START Exercise material

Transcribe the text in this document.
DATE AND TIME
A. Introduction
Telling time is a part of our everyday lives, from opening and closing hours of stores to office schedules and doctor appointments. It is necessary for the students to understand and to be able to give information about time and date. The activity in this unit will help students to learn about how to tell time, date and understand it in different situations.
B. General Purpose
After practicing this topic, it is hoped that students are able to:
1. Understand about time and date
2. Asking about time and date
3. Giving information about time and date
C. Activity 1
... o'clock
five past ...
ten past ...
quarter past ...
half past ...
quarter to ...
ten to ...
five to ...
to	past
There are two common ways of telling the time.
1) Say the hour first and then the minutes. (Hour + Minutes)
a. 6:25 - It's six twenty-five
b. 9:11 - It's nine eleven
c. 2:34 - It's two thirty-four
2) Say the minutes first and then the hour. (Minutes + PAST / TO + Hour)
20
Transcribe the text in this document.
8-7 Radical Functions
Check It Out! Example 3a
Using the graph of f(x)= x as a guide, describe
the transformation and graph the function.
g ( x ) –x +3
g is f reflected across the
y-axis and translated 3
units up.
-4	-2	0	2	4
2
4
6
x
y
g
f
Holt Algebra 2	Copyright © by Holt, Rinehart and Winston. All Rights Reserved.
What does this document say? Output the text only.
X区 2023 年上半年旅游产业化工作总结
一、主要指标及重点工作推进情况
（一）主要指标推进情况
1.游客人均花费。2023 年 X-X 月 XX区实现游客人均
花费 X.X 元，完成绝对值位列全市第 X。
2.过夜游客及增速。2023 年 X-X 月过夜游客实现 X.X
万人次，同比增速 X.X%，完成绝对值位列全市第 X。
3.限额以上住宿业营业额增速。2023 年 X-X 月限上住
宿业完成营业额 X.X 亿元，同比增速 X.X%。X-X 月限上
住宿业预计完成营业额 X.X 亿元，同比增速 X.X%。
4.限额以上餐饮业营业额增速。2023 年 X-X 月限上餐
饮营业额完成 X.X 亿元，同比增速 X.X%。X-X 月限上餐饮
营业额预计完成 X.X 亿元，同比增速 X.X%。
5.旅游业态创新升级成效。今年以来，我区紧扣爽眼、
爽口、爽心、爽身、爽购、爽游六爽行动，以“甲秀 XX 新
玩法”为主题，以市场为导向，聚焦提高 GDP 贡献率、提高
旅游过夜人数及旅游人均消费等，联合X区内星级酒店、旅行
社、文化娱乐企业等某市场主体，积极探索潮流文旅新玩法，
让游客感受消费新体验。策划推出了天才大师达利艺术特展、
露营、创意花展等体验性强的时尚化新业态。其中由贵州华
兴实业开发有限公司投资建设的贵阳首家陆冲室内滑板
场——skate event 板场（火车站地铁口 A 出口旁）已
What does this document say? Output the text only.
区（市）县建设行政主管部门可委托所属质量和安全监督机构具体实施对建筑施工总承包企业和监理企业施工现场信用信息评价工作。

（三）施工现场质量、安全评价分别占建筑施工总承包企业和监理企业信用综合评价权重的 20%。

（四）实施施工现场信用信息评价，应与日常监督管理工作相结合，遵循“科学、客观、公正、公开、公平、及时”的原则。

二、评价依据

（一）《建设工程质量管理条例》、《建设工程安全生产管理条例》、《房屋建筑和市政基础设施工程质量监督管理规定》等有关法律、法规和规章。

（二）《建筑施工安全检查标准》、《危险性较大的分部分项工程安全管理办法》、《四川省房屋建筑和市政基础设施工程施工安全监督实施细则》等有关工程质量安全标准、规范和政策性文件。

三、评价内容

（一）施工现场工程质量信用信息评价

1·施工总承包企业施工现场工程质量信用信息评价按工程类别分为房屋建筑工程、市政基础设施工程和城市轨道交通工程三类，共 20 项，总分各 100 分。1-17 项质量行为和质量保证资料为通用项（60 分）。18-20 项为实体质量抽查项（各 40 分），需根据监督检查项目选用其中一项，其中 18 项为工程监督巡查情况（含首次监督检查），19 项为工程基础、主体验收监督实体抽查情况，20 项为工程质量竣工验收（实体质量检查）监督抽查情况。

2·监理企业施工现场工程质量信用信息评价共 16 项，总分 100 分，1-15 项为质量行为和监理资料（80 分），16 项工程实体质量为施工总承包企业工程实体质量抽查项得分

END Exercise material

== Exercise ==
Each record above should be restated word for word.

== Answer in full ==
Transcribe the text in this document.
DATE AND TIME
A. Introduction
Telling time is a part of our everyday lives, from opening and closing hours of stores to office schedules and doctor appointments. It is necessary for the students to understand and to be able to give information about time and date. The activity in this unit will help students to learn about how to tell time, date and understand it in different situations.
B. General Purpose
After practicing this topic, it is hoped that students are able to:
1. Understand about time and date
2. Asking about time and date
3. Giving information about time and date
C. Activity 1
... o'clock
five past ...
ten past ...
quarter past ...
half past ...
quarter to ...
ten to ...
five to ...
to	past
There are two common ways of telling the time.
1) Say the hour first and then the minutes. (Hour + Minutes)
a. 6:25 - It's six twenty-five
b. 9:11 - It's nine eleven
c. 2:34 - It's two thirty-four
2) Say the minutes first and then the hour. (Minutes + PAST / TO + Hour)
20
Transcribe the text in this document.
8-7 Radical Functions
Check It Out! Example 3a
Using the graph of f(x)= x as a guide, describe
the transformation and graph the function.
g ( x ) –x +3
g is f reflected across the
y-axis and translated 3
units up.
-4	-2	0	2	4
2
4
6
x
y
g
f
Holt Algebra 2	Copyright © by Holt, Rinehart and Winston. All Rights Reserved.
What does this document say? Output the text only.
X区 2023 年上半年旅游产业化工作总结
一、主要指标及重点工作推进情况
（一）主要指标推进情况
1.游客人均花费。2023 年 X-X 月 XX区实现游客人均
花费 X.X 元，完成绝对值位列全市第 X。
2.过夜游客及增速。2023 年 X-X 月过夜游客实现 X.X
万人次，同比增速 X.X%，完成绝对值位列全市第 X。
3.限额以上住宿业营业额增速。2023 年 X-X 月限上住
宿业完成营业额 X.X 亿元，同比增速 X.X%。X-X 月限上
住宿业预计完成营业额 X.X 亿元，同比增速 X.X%。
4.限额以上餐饮业营业额增速。2023 年 X-X 月限上餐
饮营业额完成 X.X 亿元，同比增速 X.X%。X-X 月限上餐饮
营业额预计完成 X.X 亿元，同比增速 X.X%。
5.旅游业态创新升级成效。今年以来，我区紧扣爽眼、
爽口、爽心、爽身、爽购、爽游六爽行动，以“甲秀 XX 新
玩法”为主题，以市场为导向，聚焦提高 GDP 贡献率、提高
旅游过夜人数及旅游人均消费等，联合X区内星级酒店、旅行
社、文化娱乐企业等某市场主体，积极探索潮流文旅新玩法，
让游客感受消费新体验。策划推出了天才大师达利艺术特展、
露营、创意花展等体验性强的时尚化新业态。其中由贵州华
兴实业开发有限公司投资建设的贵阳首家陆冲室内滑板
场——skate event 板场（火车站地铁口 A 出口旁）已
What does this document say? Output the text only.
区（市）县建设行政主管部门可委托所属质量和安全监督机构具体实施对建筑施工总承包企业和监理企业施工现场信用信息评价工作。

（三）施工现场质量、安全评价分别占建筑施工总承包企业和监理企业信用综合评价权重的 20%。

（四）实施施工现场信用信息评价，应与日常监督管理工作相结合，遵循“科学、客观、公正、公开、公平、及时”的原则。

二、评价依据

（一）《建设工程质量管理条例》、《建设工程安全生产管理条例》、《房屋建筑和市政基础设施工程质量监督管理规定》等有关法律、法规和规章。

（二）《建筑施工安全检查标准》、《危险性较大的分部分项工程安全管理办法》、《四川省房屋建筑和市政基础设施工程施工安全监督实施细则》等有关工程质量安全标准、规范和政策性文件。

三、评价内容

（一）施工现场工程质量信用信息评价

1·施工总承包企业施工现场工程质量信用信息评价按工程类别分为房屋建筑工程、市政基础设施工程和城市轨道交通工程三类，共 20 项，总分各 100 分。1-17 项质量行为和质量保证资料为通用项（60 分）。18-20 项为实体质量抽查项（各 40 分），需根据监督检查项目选用其中一项，其中 18 项为工程监督巡查情况（含首次监督检查），19 项为工程基础、主体验收监督实体抽查情况，20 项为工程质量竣工验收（实体质量检查）监督抽查情况。

2·监理企业施工现场工程质量信用信息评价共 16 项，总分 100 分，1-15 项为质量行为和监理资料（80 分），16 项工程实体质量为施工总承包企业工程实体质量抽查项得分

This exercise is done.